● **EXERCISE DESCRIPTION**:
List all lines of the data that include the string "termin".

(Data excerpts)
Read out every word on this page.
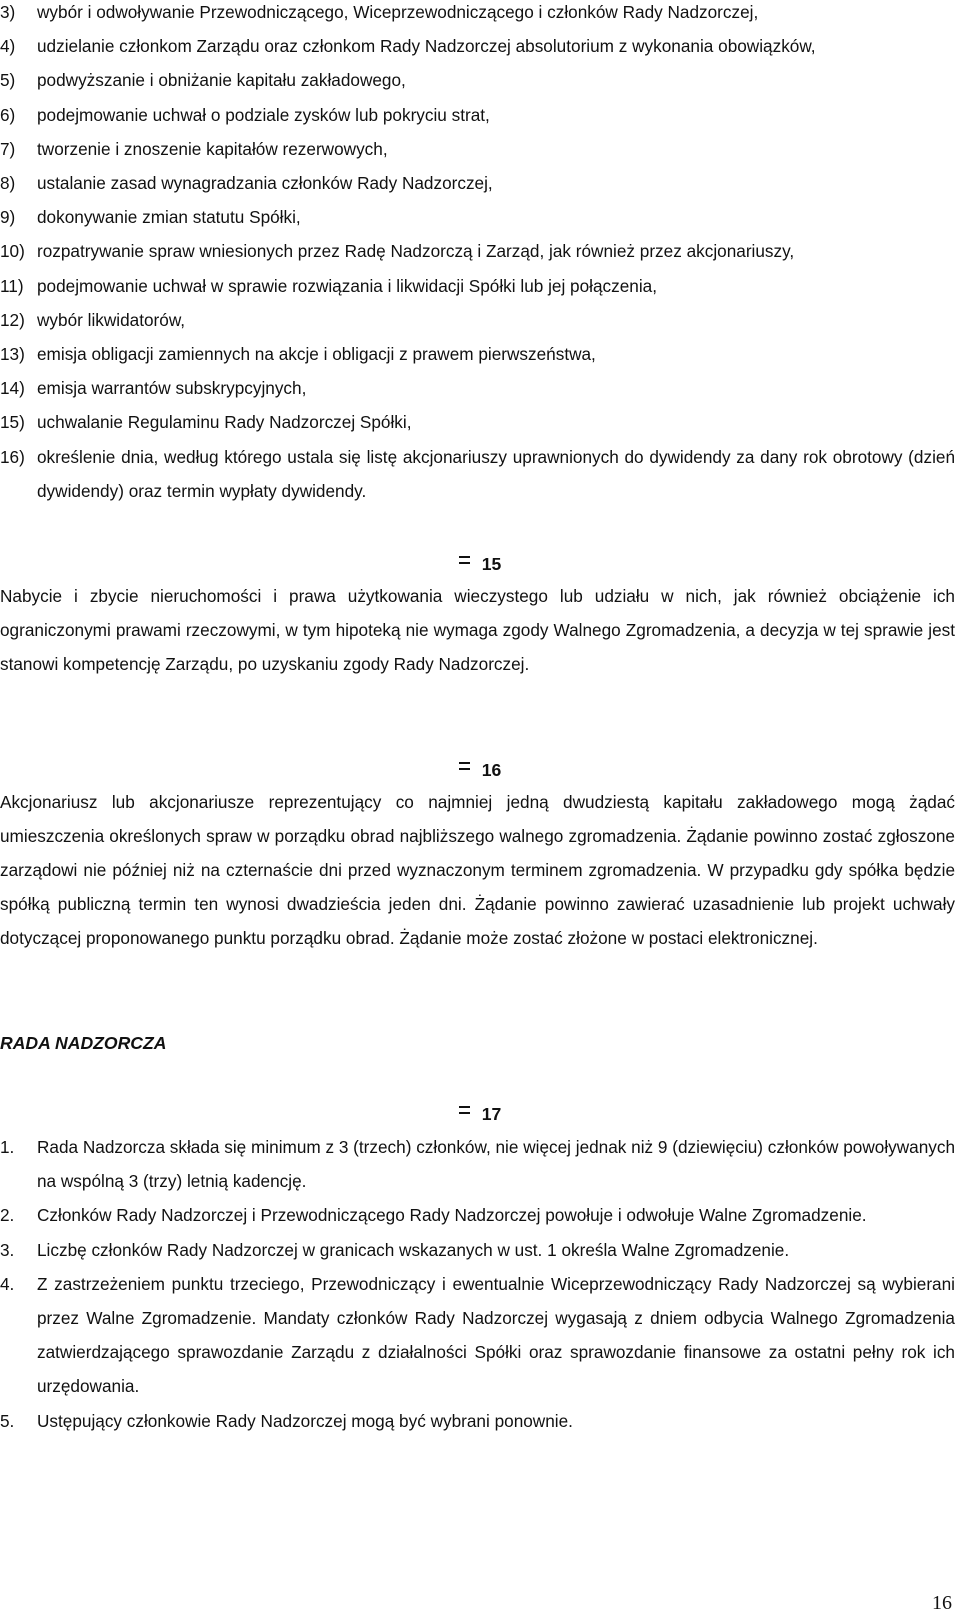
3)	wybór i odwoływanie Przewodniczącego, Wiceprzewodniczącego i członków Rady Nadzorczej,
4)	udzielanie członkom Zarządu oraz członkom Rady Nadzorczej absolutorium z wykonania obowiązków,
5)	podwyższanie i obniżanie kapitału zakładowego,
6)	podejmowanie uchwał o podziale zysków lub pokryciu strat,
7)	tworzenie i znoszenie kapitałów rezerwowych,
8)	ustalanie zasad wynagradzania członków Rady Nadzorczej,
9)	dokonywanie zmian statutu Spółki,
10) rozpatrywanie spraw wniesionych przez Radę Nadzorczą i Zarząd, jak również przez akcjonariuszy,
11) podejmowanie uchwał w sprawie rozwiązania i likwidacji Spółki lub jej połączenia,
12) wybór likwidatorów,
13) emisja obligacji zamiennych na akcje i obligacji z prawem pierwszeństwa,
14) emisja warrantów subskrypcyjnych,
15) uchwalanie Regulaminu Rady Nadzorczej Spółki,
16) określenie dnia, według którego ustala się listę akcjonariuszy uprawnionych do dywidendy za dany rok obrotowy (dzień dywidendy) oraz termin wypłaty dywidendy.
15
Nabycie i zbycie nieruchomości i prawa użytkowania wieczystego lub udziału w nich, jak również obciążenie ich ograniczonymi prawami rzeczowymi, w tym hipoteką nie wymaga zgody Walnego Zgromadzenia, a decyzja w tej sprawie jest stanowi kompetencję Zarządu, po uzyskaniu zgody Rady Nadzorczej.
16
Akcjonariusz lub akcjonariusze reprezentujący co najmniej jedną dwudziestą kapitału zakładowego mogą żądać umieszczenia określonych spraw w porządku obrad najbliższego walnego zgromadzenia. Żądanie powinno zostać zgłoszone zarządowi nie później niż na czternaście dni przed wyznaczonym terminem zgromadzenia. W przypadku gdy spółka będzie spółką publiczną termin ten wynosi dwadzieścia jeden dni. Żądanie powinno zawierać uzasadnienie lub projekt uchwały dotyczącej proponowanego punktu porządku obrad. Żądanie może zostać złożone w postaci elektronicznej.
RADA NADZORCZA
17
1.	Rada Nadzorcza składa się minimum z 3 (trzech) członków, nie więcej jednak niż 9 (dziewięciu) członków powoływanych na wspólną 3 (trzy) letnią kadencję.
2.	Członków Rady Nadzorczej i Przewodniczącego Rady Nadzorczej powołuje i odwołuje Walne Zgromadzenie.
3.	Liczbę członków Rady Nadzorczej w granicach wskazanych w ust. 1 określa Walne Zgromadzenie.
4.	Z zastrzeżeniem punktu trzeciego, Przewodniczący i ewentualnie Wiceprzewodniczący Rady Nadzorczej są wybierani przez Walne Zgromadzenie. Mandaty członków Rady Nadzorczej wygasają z dniem odbycia Walnego Zgromadzenia zatwierdzającego sprawozdanie Zarządu z działalności Spółki oraz sprawozdanie finansowe za ostatni pełny rok ich urzędowania.
5.	Ustępujący członkowie Rady Nadzorczej mogą być wybrani ponownie.
16
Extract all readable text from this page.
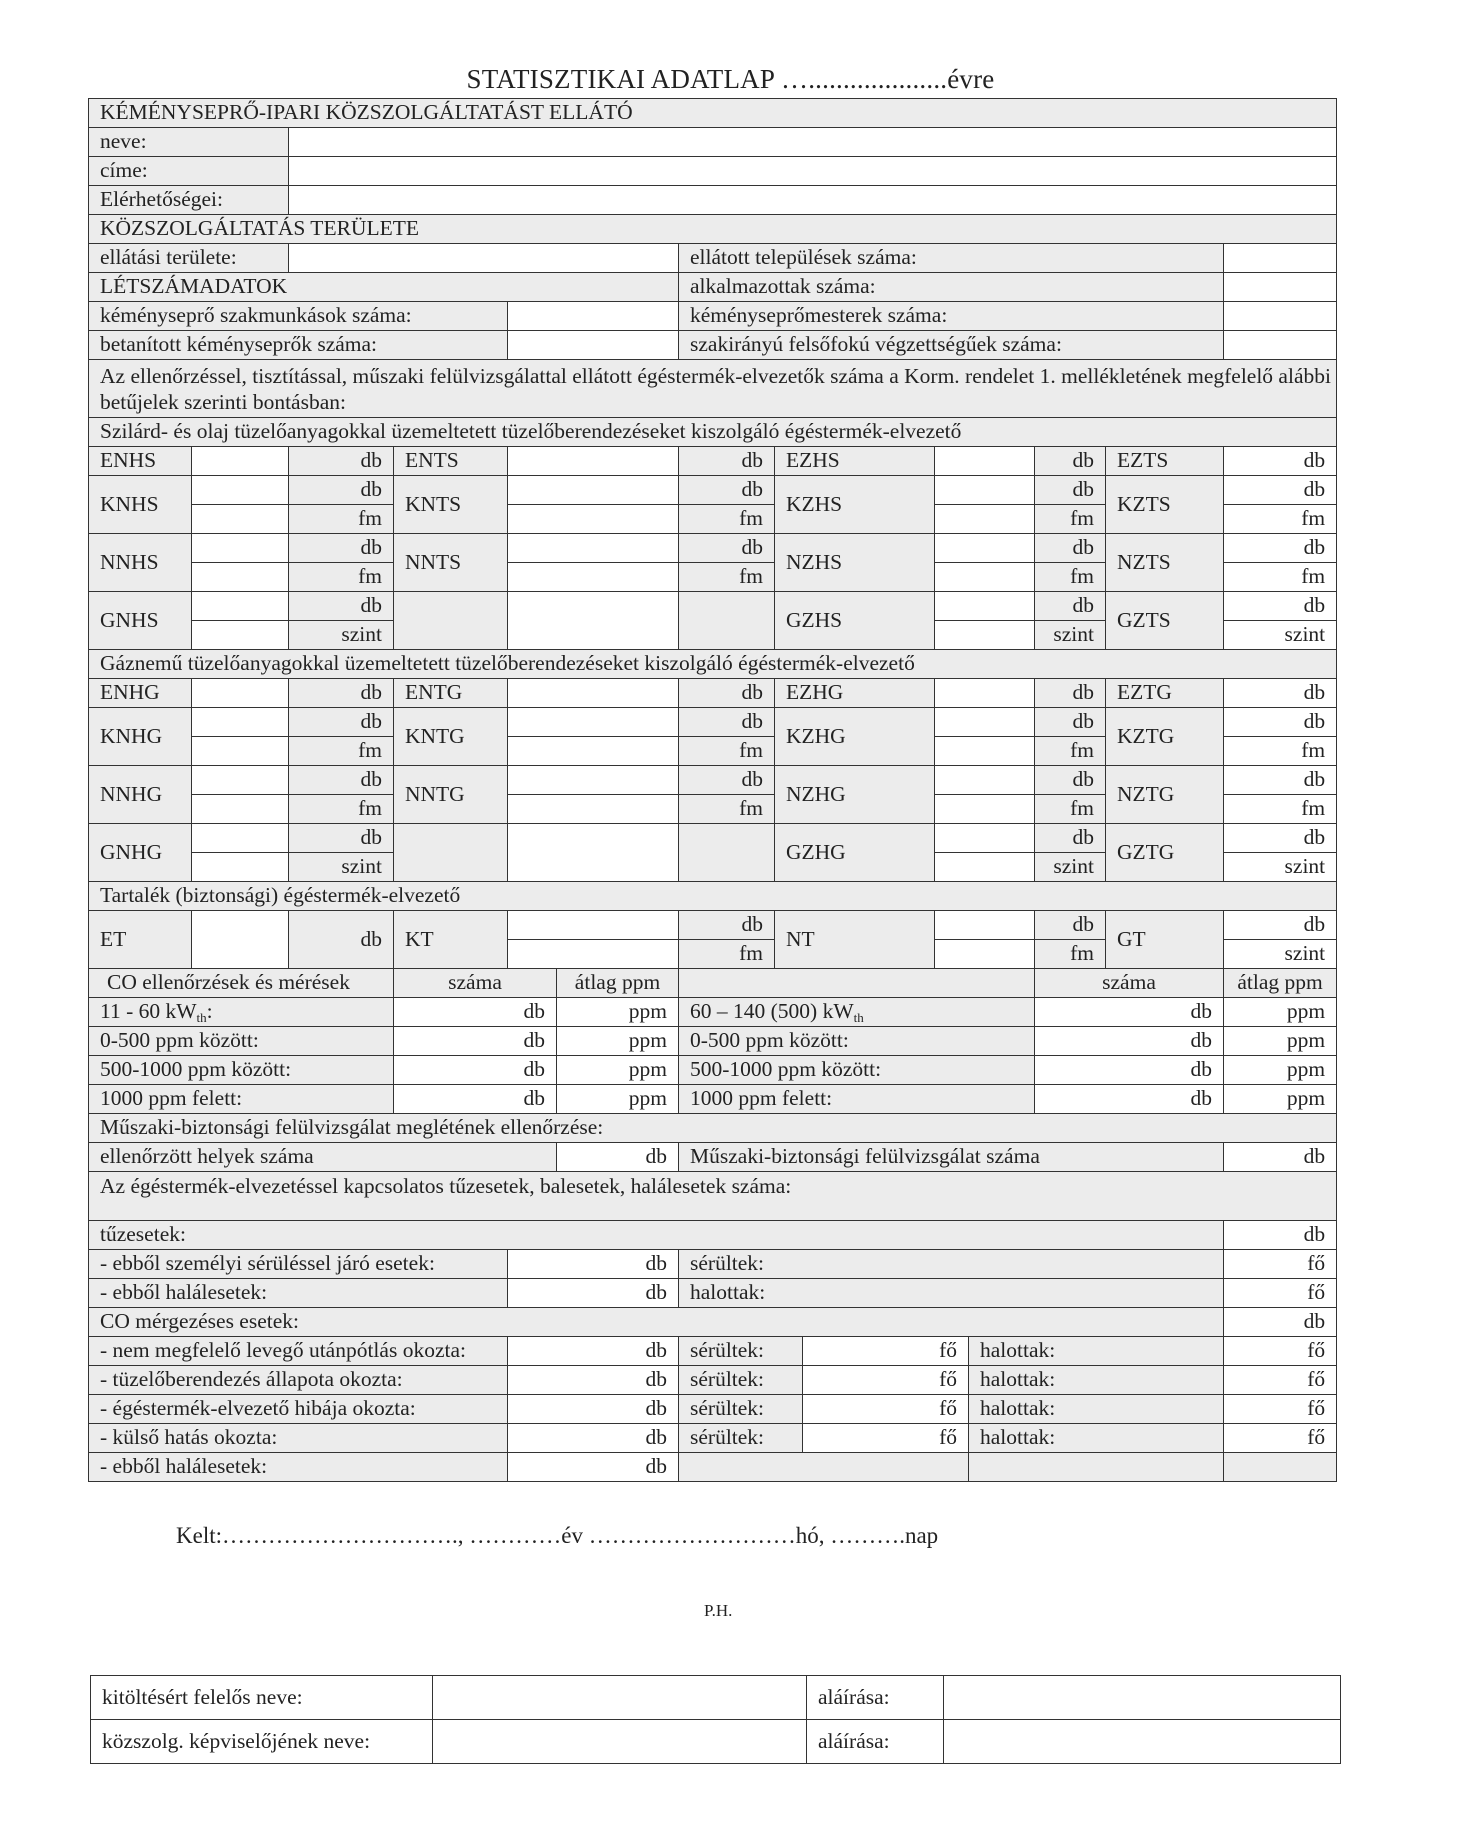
STATISZTIKAI ADATLAP …....................évre
KÉMÉNYSEPRŐ-IPARI KÖZSZOLGÁLTATÁST ELLÁTÓ													
neve:													
címe:													
Elérhetőségei:													
KÖZSZOLGÁLTATÁS TERÜLETE													
ellátási területe:						ellátott települések száma:							
LÉTSZÁMADATOK						alkalmazottak száma:							
kéményseprő szakmunkások száma:						kéményseprőmesterek száma:							
betanított kéményseprők száma:						szakirányú felsőfokú végzettségűek száma:							
Az ellenőrzéssel, tisztítással, műszaki felülvizsgálattal ellátott égéstermék-elvezetők száma a Korm. rendelet 1. mellékletének megfelelő alábbi betűjelek szerinti bontásban:													
Szilárd- és olaj tüzelőanyagokkal üzemeltetett tüzelőberendezéseket kiszolgáló égéstermék-elvezető													
ENHS		db	ENTS			db	EZHS				db	EZTS	db
KNHS		db	KNTS			db	KZHS				db	KZTS	db
		fm				fm					fm		fm
NNHS		db	NNTS			db	NZHS				db	NZTS	db
		fm				fm					fm		fm
GNHS		db					GZHS				db	GZTS	db
		szint									szint		szint
Gáznemű tüzelőanyagokkal üzemeltetett tüzelőberendezéseket kiszolgáló égéstermék-elvezető													
ENHG		db	ENTG			db	EZHG				db	EZTG	db
KNHG		db	KNTG			db	KZHG				db	KZTG	db
		fm				fm					fm		fm
NNHG		db	NNTG			db	NZHG				db	NZTG	db
		fm				fm					fm		fm
GNHG		db					GZHG				db	GZTG	db
		szint									szint		szint
Tartalék (biztonsági) égéstermék-elvezető													
ET		db	KT			db	NT				db	GT	db
						fm					fm		szint
CO ellenőrzések és mérések			száma		átlag ppm						száma		átlag ppm
11 - 60 $kW_{th}$:			db		ppm	60 – 140 (500) $kW_{th}$					db		ppm
0-500 ppm között:			db		ppm	0-500 ppm között:					db		ppm
500-1000 ppm között:			db		ppm	500-1000 ppm között:					db		ppm
1000 ppm felett:			db		ppm	1000 ppm felett:					db		ppm
Műszaki-biztonsági felülvizsgálat meglétének ellenőrzése:													
ellenőrzött helyek száma					db	Műszaki-biztonsági felülvizsgálat száma							db
Az égéstermék-elvezetéssel kapcsolatos tűzesetek, balesetek, halálesetek száma:													
tűzesetek:													db
- ebből személyi sérüléssel járó esetek:				db		sérültek:							fő
- ebből halálesetek:				db		halottak:							fő
CO mérgezéses esetek:													db
- nem megfelelő levegő utánpótlás okozta:				db		sérültek:		fő		halottak:			fő
- tüzelőberendezés állapota okozta:				db		sérültek:		fő		halottak:			fő
- égéstermék-elvezető hibája okozta:				db		sérültek:		fő		halottak:			fő
- külső hatás okozta:				db		sérültek:		fő		halottak:			fő
- ebből halálesetek:				db									
Kelt:…………………………., …………év ………………………hó, ……….nap
P.H.
kitöltésért felelős neve:		aláírása:	
közszolg. képviselőjének neve:		aláírása:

● **TASK RESPONSE**:
16) określenie dnia, według którego ustala się listę akcjonariuszy uprawnionych do dywidendy za dany rok obrotowy (dzień dywidendy) oraz termin wypłaty dywidendy.
Akcjonariusz lub akcjonariusze reprezentujący co najmniej jedną dwudziestą kapitału zakładowego mogą żądać umieszczenia określonych spraw w porządku obrad najbliższego walnego zgromadzenia. Żądanie powinno zostać zgłoszone zarządowi nie później niż na czternaście dni przed wyznaczonym terminem zgromadzenia. W przypadku gdy spółka będzie spółką publiczną termin ten wynosi dwadzieścia jeden dni. Żądanie powinno zawierać uzasadnienie lub projekt uchwały dotyczącej proponowanego punktu porządku obrad. Żądanie może zostać złożone w postaci elektronicznej.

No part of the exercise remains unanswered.